▶ WHAT TO WORK ON
Copy the entries below exactly. Images do not belong in the copy.

[Records]
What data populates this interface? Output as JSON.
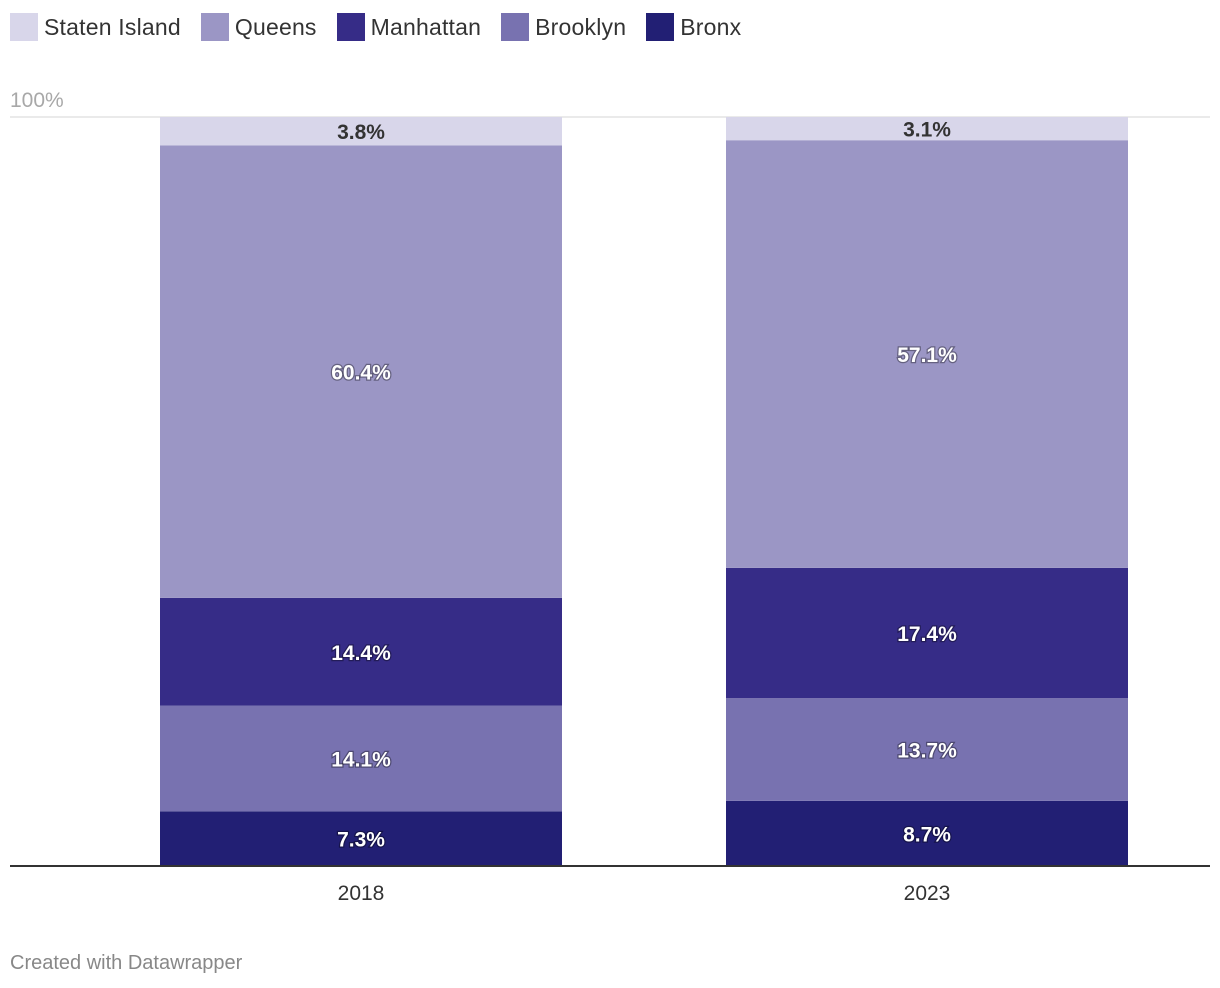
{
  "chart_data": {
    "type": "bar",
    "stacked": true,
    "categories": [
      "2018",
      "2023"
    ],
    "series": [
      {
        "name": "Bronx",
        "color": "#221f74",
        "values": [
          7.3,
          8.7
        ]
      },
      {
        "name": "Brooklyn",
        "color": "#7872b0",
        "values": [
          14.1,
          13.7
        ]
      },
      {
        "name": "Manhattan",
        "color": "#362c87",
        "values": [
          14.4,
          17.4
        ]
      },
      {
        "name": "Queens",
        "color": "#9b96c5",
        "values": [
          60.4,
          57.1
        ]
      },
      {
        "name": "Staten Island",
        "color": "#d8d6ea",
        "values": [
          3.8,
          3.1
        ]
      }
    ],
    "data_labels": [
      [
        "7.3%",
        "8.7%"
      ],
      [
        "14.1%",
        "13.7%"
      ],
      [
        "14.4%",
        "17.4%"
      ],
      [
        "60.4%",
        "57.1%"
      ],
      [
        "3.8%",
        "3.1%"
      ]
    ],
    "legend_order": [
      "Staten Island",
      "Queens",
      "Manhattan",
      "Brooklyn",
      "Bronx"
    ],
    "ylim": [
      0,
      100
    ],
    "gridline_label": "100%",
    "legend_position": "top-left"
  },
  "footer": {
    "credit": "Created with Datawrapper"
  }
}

▶ TASK SOLUTION
What data populates this interface? Output as JSON.
{
  "chart_data": {
    "type": "bar",
    "stacked": true,
    "categories": [
      "2018",
      "2023"
    ],
    "series": [
      {
        "name": "Bronx",
        "color": "#221f74",
        "values": [
          7.3,
          8.7
        ]
      },
      {
        "name": "Brooklyn",
        "color": "#7872b0",
        "values": [
          14.1,
          13.7
        ]
      },
      {
        "name": "Manhattan",
        "color": "#362c87",
        "values": [
          14.4,
          17.4
        ]
      },
      {
        "name": "Queens",
        "color": "#9b96c5",
        "values": [
          60.4,
          57.1
        ]
      },
      {
        "name": "Staten Island",
        "color": "#d8d6ea",
        "values": [
          3.8,
          3.1
        ]
      }
    ],
    "data_labels": [
      [
        "7.3%",
        "8.7%"
      ],
      [
        "14.1%",
        "13.7%"
      ],
      [
        "14.4%",
        "17.4%"
      ],
      [
        "60.4%",
        "57.1%"
      ],
      [
        "3.8%",
        "3.1%"
      ]
    ],
    "legend_order": [
      "Staten Island",
      "Queens",
      "Manhattan",
      "Brooklyn",
      "Bronx"
    ],
    "ylim": [
      0,
      100
    ],
    "gridline_label": "100%",
    "legend_position": "top-left"
  },
  "footer": {
    "credit": "Created with Datawrapper"
  }
}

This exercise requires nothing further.